#### Dataset rows

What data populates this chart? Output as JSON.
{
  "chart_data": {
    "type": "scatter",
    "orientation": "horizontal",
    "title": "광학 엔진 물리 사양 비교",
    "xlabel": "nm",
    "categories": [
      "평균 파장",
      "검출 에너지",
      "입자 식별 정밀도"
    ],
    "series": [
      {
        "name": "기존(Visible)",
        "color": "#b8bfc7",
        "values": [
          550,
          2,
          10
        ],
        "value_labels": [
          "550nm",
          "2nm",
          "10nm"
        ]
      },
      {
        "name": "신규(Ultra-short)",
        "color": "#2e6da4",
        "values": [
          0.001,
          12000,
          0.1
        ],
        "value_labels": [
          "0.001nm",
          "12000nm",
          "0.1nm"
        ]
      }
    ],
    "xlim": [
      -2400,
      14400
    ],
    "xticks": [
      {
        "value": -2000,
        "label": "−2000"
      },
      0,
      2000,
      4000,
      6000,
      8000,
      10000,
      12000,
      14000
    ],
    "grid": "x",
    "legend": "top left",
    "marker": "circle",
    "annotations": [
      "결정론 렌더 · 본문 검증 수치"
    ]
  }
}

########
#### Dataset rows

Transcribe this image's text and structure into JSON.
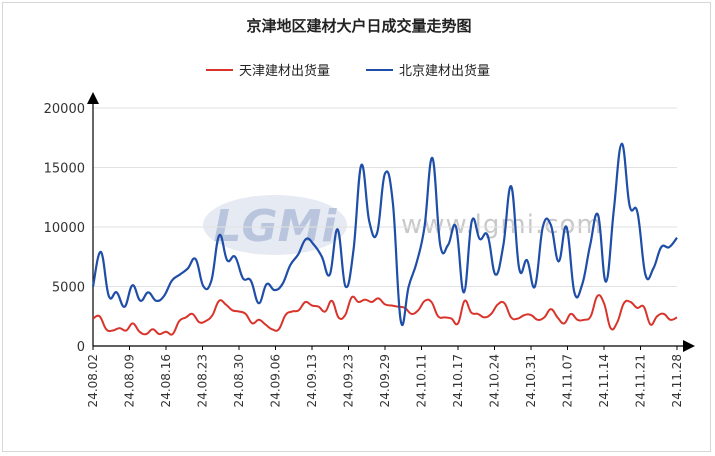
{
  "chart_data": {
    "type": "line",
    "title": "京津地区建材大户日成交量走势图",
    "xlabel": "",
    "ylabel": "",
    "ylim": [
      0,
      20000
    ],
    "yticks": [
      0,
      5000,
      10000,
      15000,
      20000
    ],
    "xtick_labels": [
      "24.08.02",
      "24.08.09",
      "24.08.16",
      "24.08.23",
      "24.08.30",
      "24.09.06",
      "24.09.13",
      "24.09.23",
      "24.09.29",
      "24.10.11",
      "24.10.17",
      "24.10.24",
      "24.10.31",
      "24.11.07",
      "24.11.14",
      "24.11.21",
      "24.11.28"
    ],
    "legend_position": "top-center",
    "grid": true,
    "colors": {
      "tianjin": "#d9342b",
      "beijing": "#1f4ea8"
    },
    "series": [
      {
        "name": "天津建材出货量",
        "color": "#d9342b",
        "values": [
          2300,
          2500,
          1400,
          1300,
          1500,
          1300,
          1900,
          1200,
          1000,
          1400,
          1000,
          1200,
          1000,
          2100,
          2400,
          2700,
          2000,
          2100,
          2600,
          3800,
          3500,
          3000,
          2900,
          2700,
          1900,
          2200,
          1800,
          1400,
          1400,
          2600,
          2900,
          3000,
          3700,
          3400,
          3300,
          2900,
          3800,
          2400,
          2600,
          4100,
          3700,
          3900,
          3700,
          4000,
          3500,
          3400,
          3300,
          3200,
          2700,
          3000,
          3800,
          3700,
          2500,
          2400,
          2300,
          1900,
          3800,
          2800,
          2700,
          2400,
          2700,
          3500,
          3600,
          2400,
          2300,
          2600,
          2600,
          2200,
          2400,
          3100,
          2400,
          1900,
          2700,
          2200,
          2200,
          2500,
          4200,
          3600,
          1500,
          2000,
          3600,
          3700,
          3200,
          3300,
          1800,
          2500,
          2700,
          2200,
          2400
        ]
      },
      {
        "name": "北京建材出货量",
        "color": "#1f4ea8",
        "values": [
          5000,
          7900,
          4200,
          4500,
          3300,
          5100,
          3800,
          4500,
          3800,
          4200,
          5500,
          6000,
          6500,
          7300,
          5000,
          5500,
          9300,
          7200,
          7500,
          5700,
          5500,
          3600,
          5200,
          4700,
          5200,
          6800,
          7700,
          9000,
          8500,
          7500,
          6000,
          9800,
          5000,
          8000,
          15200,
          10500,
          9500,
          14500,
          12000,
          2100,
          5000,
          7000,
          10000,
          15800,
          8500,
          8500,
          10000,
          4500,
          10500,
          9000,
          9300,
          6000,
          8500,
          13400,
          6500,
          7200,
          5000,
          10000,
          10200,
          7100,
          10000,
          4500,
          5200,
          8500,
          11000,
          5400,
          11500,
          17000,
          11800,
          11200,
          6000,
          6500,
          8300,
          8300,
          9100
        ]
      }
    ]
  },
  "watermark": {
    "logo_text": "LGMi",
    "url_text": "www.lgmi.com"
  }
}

########

Request
For each line of the listing that holds the word "name", show that line.

Completed exercise
        "name": "기존(Visible)",
        "name": "신규(Ultra-short)",
        "name": "天津建材出货量",
        "name": "北京建材出货量",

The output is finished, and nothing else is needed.